Стали на нашем приходе жалобы поступать на свечниц: мол, хамство, грубость и все такое. Вот и подошел я как-то к настоятелю: «Батюшка, – говорю, – назначьте меня, такого хорошего и замечательного, этим вашим свечником: я вам вмиг все исправлю».
– Или сам исправишься, – поддержал священник. – Вперед – на амбразуры! Только не осуждай никого!
– Нет, я только их жить поучу.
– Ну-ну. Бедняга, – это уже полушепотом, сострадательно и вдогонку.
С первых часов стояния за «ящиком» мне это батюшкино сострадание вспомнилось. И не вдруг. Если к началу службы подходили вполне добродушные, деловые и знакомые прихожане, которые несколько удивленно улыбались, видя старого знакомого на новом месте, говорили четко и ясно, брали свечи и отходили к своему привычному месту в храме, то к концу богослужения увеличился поток нервно опаздывающих людей. Таких, которые опаздывают всегда и сознательно. Тишины в храме уже не было, разобрать потуги бедного чтеца донести до молящихся слова молитв к Причастию не представлялось возможным за заполнившим церковь гомоном новостей, обсуждений выборов и планов на «сейчас-из-церкви-выйдем-куда-пойдем?». Даже слова настоятеля, вышедшего из алтаря и призвавшего паству внимать словам молитв и помнить, что мы готовимся к великому таинству, подействовали лишь минуты на три. На четвертую зашли новые опаздывающие, не успевшие еще поделиться новостями.
######
→ Задачи:
A – На что, согласно отрывку, поступали жалобы на приходе?
B – Почему, судя по отрывку, слова настоятеля о молитвах подействовали лишь минуты на три? Объясните в одном–трех предложениях.
C – Пожалуйста, продолжите отрывок о работе свечника, начиная сразу после его последней фразы.
Записи взяты из другого источника.

→ Предоставленные записи:
######
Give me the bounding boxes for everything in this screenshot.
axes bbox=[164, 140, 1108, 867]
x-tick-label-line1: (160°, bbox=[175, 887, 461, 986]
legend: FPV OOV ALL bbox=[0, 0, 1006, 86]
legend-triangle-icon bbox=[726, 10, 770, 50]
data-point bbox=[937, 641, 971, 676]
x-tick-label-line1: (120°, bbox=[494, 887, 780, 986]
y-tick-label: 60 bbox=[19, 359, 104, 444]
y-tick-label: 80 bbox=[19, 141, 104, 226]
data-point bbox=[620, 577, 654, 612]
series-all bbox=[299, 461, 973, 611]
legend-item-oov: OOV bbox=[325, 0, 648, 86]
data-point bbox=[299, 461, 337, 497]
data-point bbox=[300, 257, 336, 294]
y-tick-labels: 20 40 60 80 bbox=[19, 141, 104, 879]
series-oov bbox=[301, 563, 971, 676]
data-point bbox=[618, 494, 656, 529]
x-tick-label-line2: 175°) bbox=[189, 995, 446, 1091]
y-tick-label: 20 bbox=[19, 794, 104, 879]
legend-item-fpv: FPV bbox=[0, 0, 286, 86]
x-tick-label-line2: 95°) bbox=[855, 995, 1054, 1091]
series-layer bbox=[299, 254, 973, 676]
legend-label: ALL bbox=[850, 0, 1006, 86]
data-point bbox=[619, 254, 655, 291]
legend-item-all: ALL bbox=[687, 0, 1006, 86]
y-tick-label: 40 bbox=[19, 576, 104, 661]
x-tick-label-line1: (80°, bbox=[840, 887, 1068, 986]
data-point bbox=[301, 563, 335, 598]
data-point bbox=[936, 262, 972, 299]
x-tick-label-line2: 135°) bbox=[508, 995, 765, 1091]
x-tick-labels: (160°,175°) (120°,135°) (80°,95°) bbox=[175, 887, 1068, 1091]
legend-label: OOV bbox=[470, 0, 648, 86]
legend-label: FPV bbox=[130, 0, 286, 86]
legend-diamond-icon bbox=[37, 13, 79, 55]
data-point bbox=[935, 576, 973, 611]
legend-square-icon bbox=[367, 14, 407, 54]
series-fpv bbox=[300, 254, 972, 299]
######
→ Итоговые ответы:
A – На хамство и грубость свечниц.

B – На четвертую минуту в храм зашли новые опаздывающие. Они еще не успели поделиться новостями, и гомон возобновился.

C –
Так или иначе, служба закончилась. Прошли молебны и панихиды, храм опустел. «А вот сейчас начнется самое тяжелое», – трижды повторила скромная девушка Наташа, помогавшая мне разобраться со свечами, просфорами, записками и т.д., глядя на мою ошалевшую физиономию. «Что же может быть тяжелее, – подумал я остатками мозга, – праздных разговоров за литургией и невозможности услышать молитвы?»
Они, как известно, разные. Чаще всего – хорошие и добрые. Чаще всего, по-своему. После службы нужно было оборонять храм от беспризорников, стремившихся украсть деньги из кружек для пожертвований или сами кружки. Еще нужно было постараться отогнать от церкви дурно пахнущих, криминального вида бомжей, справлявших нужду на стены церкви и сквернословивших.
– Милостыню они здесь собирают, – сказала добросердечная Наташа, – кто-то и сжалится.
– Так ведь они ее пропивают!
– Бывает!
Потом пришла тетенька в сапогах и серьгах, которой срочно надо было «разменять пять штукарей» (так и сказала – «штукарей»).
– Простите, – говорю, – здесь не банк, да и денег таких нет.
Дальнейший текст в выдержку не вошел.